Source records ->
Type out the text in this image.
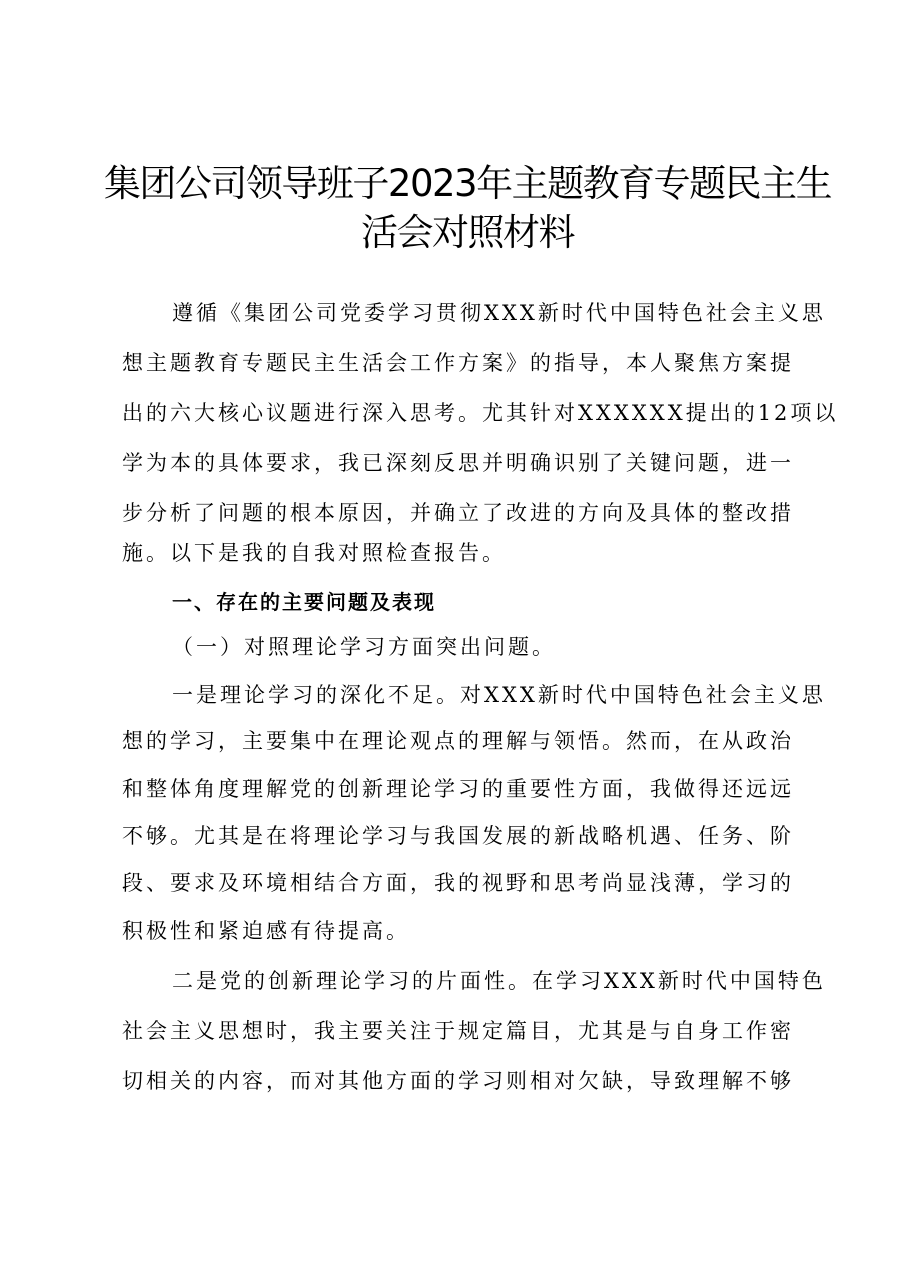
集团公司领导班子2023年主题教育专题民主生
活会对照材料
遵循《集团公司党委学习贯彻XXX新时代中国特色社会主义思
想主题教育专题民主生活会工作方案》的指导，本人聚焦方案提
出的六大核心议题进行深入思考。尤其针对XXXXXX提出的12项以
学为本的具体要求，我已深刻反思并明确识别了关键问题，进一
步分析了问题的根本原因，并确立了改进的方向及具体的整改措
施。以下是我的自我对照检查报告。
一、存在的主要问题及表现
（一）对照理论学习方面突出问题。
一是理论学习的深化不足。对XXX新时代中国特色社会主义思
想的学习，主要集中在理论观点的理解与领悟。然而，在从政治
和整体角度理解党的创新理论学习的重要性方面，我做得还远远
不够。尤其是在将理论学习与我国发展的新战略机遇、任务、阶
段、要求及环境相结合方面，我的视野和思考尚显浅薄，学习的
积极性和紧迫感有待提高。
二是党的创新理论学习的片面性。在学习XXX新时代中国特色
社会主义思想时，我主要关注于规定篇目，尤其是与自身工作密
切相关的内容，而对其他方面的学习则相对欠缺，导致理解不够
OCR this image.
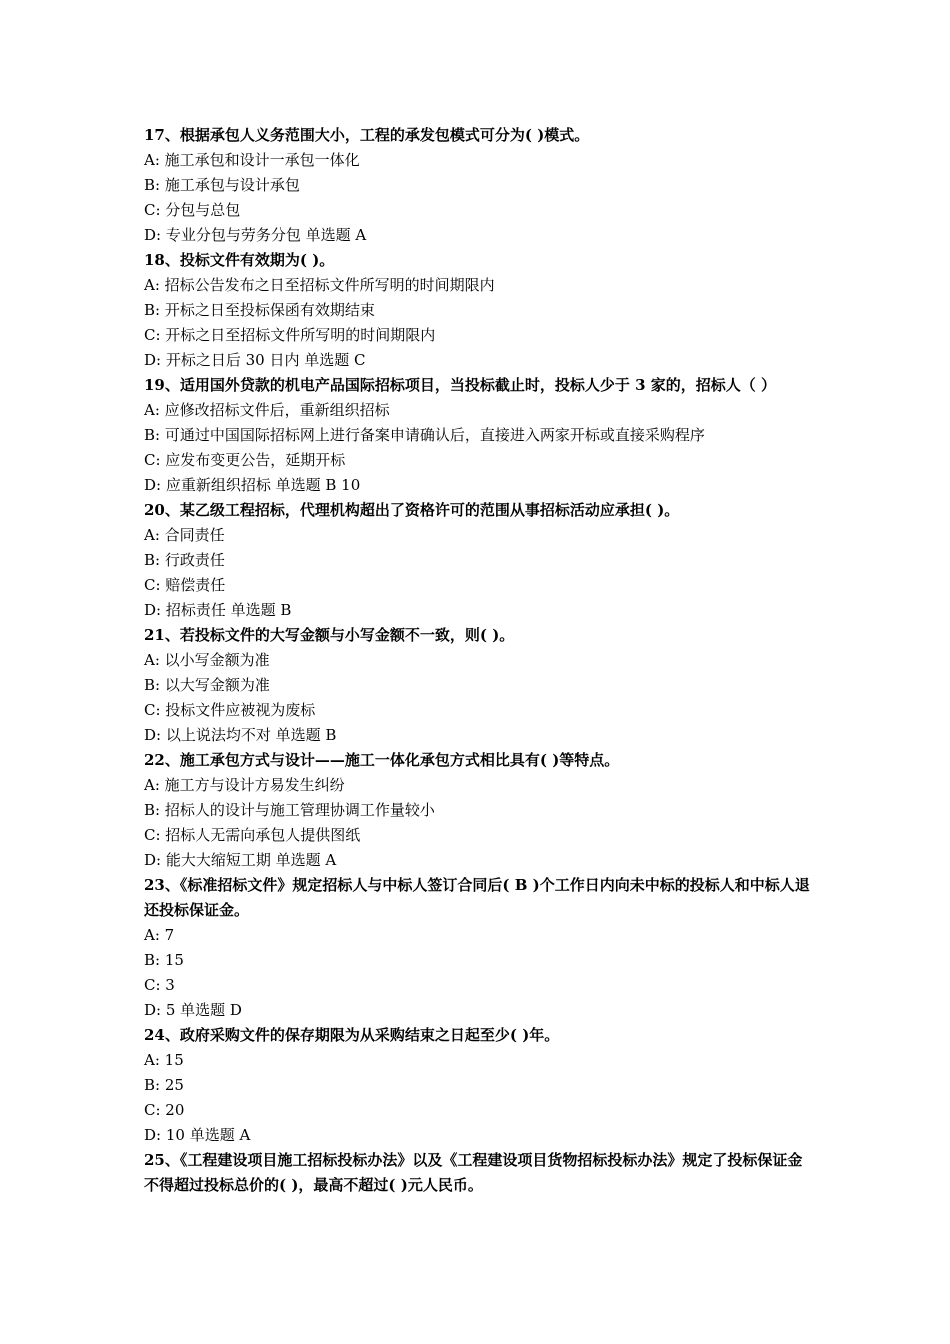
17、根据承包人义务范围大小，工程的承发包模式可分为( )模式。

A: 施工承包和设计一承包一体化

B: 施工承包与设计承包

C: 分包与总包

D: 专业分包与劳务分包 单选题 A

18、投标文件有效期为( )。

A: 招标公告发布之日至招标文件所写明的时间期限内

B: 开标之日至投标保函有效期结束

C: 开标之日至招标文件所写明的时间期限内

D: 开标之日后 30 日内 单选题 C

19、适用国外贷款的机电产品国际招标项目，当投标截止时，投标人少于 3 家的，招标人（ ）

A: 应修改招标文件后，重新组织招标

B: 可通过中国国际招标网上进行备案申请确认后，直接进入两家开标或直接采购程序

C: 应发布变更公告，延期开标

D: 应重新组织招标 单选题 B 10

20、某乙级工程招标，代理机构超出了资格许可的范围从事招标活动应承担( )。

A: 合同责任

B: 行政责任

C: 赔偿责任

D: 招标责任 单选题 B

21、若投标文件的大写金额与小写金额不一致，则( )。

A: 以小写金额为准

B: 以大写金额为准

C: 投标文件应被视为废标

D: 以上说法均不对 单选题 B

22、施工承包方式与设计——施工一体化承包方式相比具有( )等特点。

A: 施工方与设计方易发生纠纷

B: 招标人的设计与施工管理协调工作量较小

C: 招标人无需向承包人提供图纸

D: 能大大缩短工期 单选题 A

23、《标准招标文件》规定招标人与中标人签订合同后( B )个工作日内向未中标的投标人和中标人退还投标保证金。

A: 7

B: 15

C: 3

D: 5 单选题 D

24、政府采购文件的保存期限为从采购结束之日起至少( )年。

A: 15

B: 25

C: 20

D: 10 单选题 A

25、《工程建设项目施工招标投标办法》以及《工程建设项目货物招标投标办法》规定了投标保证金不得超过投标总价的( )，最高不超过( )元人民币。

What needs to be done ->
Of the lines in the material, how many include "image"? Respond with the number alone.

Answer to this exercise ->
2